** begin RECORDED DATA **

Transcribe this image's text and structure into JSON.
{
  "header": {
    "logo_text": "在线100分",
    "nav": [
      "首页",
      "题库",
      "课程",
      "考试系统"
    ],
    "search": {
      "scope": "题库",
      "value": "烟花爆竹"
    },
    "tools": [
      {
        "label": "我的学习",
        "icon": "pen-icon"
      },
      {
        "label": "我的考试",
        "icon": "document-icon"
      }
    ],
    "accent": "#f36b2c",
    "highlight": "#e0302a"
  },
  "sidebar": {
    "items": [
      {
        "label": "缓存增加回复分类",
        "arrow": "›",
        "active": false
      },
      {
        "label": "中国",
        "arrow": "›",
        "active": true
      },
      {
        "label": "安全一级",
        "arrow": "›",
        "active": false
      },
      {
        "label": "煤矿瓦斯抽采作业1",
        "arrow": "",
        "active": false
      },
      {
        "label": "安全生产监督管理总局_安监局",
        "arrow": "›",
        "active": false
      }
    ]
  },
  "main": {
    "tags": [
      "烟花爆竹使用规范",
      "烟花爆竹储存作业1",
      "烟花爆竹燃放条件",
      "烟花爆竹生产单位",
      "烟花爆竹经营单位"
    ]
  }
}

** end RECORDED DATA **

● **WORK TO BE COMPLETED**
Nothing may be left out: return each entry exactly as it reads.

● **SOLUTION**
Transcribe this image's text and structure into JSON.
{
  "header": {
    "logo_text": "在线100分",
    "nav": [
      "首页",
      "题库",
      "课程",
      "考试系统"
    ],
    "search": {
      "scope": "题库",
      "value": "烟花爆竹"
    },
    "tools": [
      {
        "label": "我的学习",
        "icon": "pen-icon"
      },
      {
        "label": "我的考试",
        "icon": "document-icon"
      }
    ],
    "accent": "#f36b2c",
    "highlight": "#e0302a"
  },
  "sidebar": {
    "items": [
      {
        "label": "缓存增加回复分类",
        "arrow": "›",
        "active": false
      },
      {
        "label": "中国",
        "arrow": "›",
        "active": true
      },
      {
        "label": "安全一级",
        "arrow": "›",
        "active": false
      },
      {
        "label": "煤矿瓦斯抽采作业1",
        "arrow": "",
        "active": false
      },
      {
        "label": "安全生产监督管理总局_安监局",
        "arrow": "›",
        "active": false
      }
    ]
  },
  "main": {
    "tags": [
      "烟花爆竹使用规范",
      "烟花爆竹储存作业1",
      "烟花爆竹燃放条件",
      "烟花爆竹生产单位",
      "烟花爆竹经营单位"
    ]
  }
}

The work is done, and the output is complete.